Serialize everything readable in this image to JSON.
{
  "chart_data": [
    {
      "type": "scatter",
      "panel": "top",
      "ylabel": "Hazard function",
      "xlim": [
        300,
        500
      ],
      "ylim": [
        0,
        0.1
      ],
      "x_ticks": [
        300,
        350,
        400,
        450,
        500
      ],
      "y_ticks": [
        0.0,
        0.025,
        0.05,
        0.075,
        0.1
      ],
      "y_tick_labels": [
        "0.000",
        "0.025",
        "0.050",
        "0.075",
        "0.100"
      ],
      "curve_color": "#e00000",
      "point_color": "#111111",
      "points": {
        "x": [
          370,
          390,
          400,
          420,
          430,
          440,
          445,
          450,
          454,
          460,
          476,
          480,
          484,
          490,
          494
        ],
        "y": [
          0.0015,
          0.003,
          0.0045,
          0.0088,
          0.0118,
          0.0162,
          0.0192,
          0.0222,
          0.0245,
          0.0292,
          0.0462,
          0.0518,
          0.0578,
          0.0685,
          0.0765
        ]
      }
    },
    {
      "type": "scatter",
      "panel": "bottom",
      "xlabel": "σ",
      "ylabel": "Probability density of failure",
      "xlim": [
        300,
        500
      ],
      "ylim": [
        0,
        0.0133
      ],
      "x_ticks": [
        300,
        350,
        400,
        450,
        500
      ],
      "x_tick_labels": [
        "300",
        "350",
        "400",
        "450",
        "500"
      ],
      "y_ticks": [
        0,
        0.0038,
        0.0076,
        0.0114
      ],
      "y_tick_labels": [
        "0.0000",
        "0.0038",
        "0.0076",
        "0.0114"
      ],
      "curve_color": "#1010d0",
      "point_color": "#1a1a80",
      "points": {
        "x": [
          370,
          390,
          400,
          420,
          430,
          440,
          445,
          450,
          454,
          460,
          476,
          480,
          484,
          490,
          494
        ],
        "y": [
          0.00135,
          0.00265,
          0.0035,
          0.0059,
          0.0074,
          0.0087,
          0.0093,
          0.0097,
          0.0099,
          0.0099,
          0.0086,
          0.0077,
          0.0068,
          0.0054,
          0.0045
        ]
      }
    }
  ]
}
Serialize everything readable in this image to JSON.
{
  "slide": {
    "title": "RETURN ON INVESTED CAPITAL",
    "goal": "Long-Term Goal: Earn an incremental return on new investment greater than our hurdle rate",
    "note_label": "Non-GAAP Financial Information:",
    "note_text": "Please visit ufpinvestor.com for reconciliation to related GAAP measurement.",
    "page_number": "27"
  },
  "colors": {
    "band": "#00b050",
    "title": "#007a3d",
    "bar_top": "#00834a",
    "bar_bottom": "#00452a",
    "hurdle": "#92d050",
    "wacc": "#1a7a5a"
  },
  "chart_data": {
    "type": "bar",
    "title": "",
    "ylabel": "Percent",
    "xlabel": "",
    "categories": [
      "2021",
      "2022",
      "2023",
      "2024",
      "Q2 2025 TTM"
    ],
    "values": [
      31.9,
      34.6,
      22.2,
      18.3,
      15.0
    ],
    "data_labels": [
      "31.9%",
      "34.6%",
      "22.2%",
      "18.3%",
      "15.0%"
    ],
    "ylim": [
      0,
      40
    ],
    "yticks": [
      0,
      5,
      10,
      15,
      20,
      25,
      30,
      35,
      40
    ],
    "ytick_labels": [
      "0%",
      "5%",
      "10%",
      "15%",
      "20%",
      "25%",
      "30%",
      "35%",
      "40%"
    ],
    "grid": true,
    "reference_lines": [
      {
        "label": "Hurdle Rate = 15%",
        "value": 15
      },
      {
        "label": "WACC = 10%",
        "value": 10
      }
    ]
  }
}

+ + + + + + +

## [Request]
Please reproduce each record precisely as written.

## [Exercise result]
Serialize everything readable in this image to JSON.
{
  "chart_data": [
    {
      "type": "scatter",
      "panel": "top",
      "ylabel": "Hazard function",
      "xlim": [
        300,
        500
      ],
      "ylim": [
        0,
        0.1
      ],
      "x_ticks": [
        300,
        350,
        400,
        450,
        500
      ],
      "y_ticks": [
        0.0,
        0.025,
        0.05,
        0.075,
        0.1
      ],
      "y_tick_labels": [
        "0.000",
        "0.025",
        "0.050",
        "0.075",
        "0.100"
      ],
      "curve_color": "#e00000",
      "point_color": "#111111",
      "points": {
        "x": [
          370,
          390,
          400,
          420,
          430,
          440,
          445,
          450,
          454,
          460,
          476,
          480,
          484,
          490,
          494
        ],
        "y": [
          0.0015,
          0.003,
          0.0045,
          0.0088,
          0.0118,
          0.0162,
          0.0192,
          0.0222,
          0.0245,
          0.0292,
          0.0462,
          0.0518,
          0.0578,
          0.0685,
          0.0765
        ]
      }
    },
    {
      "type": "scatter",
      "panel": "bottom",
      "xlabel": "σ",
      "ylabel": "Probability density of failure",
      "xlim": [
        300,
        500
      ],
      "ylim": [
        0,
        0.0133
      ],
      "x_ticks": [
        300,
        350,
        400,
        450,
        500
      ],
      "x_tick_labels": [
        "300",
        "350",
        "400",
        "450",
        "500"
      ],
      "y_ticks": [
        0,
        0.0038,
        0.0076,
        0.0114
      ],
      "y_tick_labels": [
        "0.0000",
        "0.0038",
        "0.0076",
        "0.0114"
      ],
      "curve_color": "#1010d0",
      "point_color": "#1a1a80",
      "points": {
        "x": [
          370,
          390,
          400,
          420,
          430,
          440,
          445,
          450,
          454,
          460,
          476,
          480,
          484,
          490,
          494
        ],
        "y": [
          0.00135,
          0.00265,
          0.0035,
          0.0059,
          0.0074,
          0.0087,
          0.0093,
          0.0097,
          0.0099,
          0.0099,
          0.0086,
          0.0077,
          0.0068,
          0.0054,
          0.0045
        ]
      }
    }
  ]
}
Serialize everything readable in this image to JSON.
{
  "slide": {
    "title": "RETURN ON INVESTED CAPITAL",
    "goal": "Long-Term Goal: Earn an incremental return on new investment greater than our hurdle rate",
    "note_label": "Non-GAAP Financial Information:",
    "note_text": "Please visit ufpinvestor.com for reconciliation to related GAAP measurement.",
    "page_number": "27"
  },
  "colors": {
    "band": "#00b050",
    "title": "#007a3d",
    "bar_top": "#00834a",
    "bar_bottom": "#00452a",
    "hurdle": "#92d050",
    "wacc": "#1a7a5a"
  },
  "chart_data": {
    "type": "bar",
    "title": "",
    "ylabel": "Percent",
    "xlabel": "",
    "categories": [
      "2021",
      "2022",
      "2023",
      "2024",
      "Q2 2025 TTM"
    ],
    "values": [
      31.9,
      34.6,
      22.2,
      18.3,
      15.0
    ],
    "data_labels": [
      "31.9%",
      "34.6%",
      "22.2%",
      "18.3%",
      "15.0%"
    ],
    "ylim": [
      0,
      40
    ],
    "yticks": [
      0,
      5,
      10,
      15,
      20,
      25,
      30,
      35,
      40
    ],
    "ytick_labels": [
      "0%",
      "5%",
      "10%",
      "15%",
      "20%",
      "25%",
      "30%",
      "35%",
      "40%"
    ],
    "grid": true,
    "reference_lines": [
      {
        "label": "Hurdle Rate = 15%",
        "value": 15
      },
      {
        "label": "WACC = 10%",
        "value": 10
      }
    ]
  }
}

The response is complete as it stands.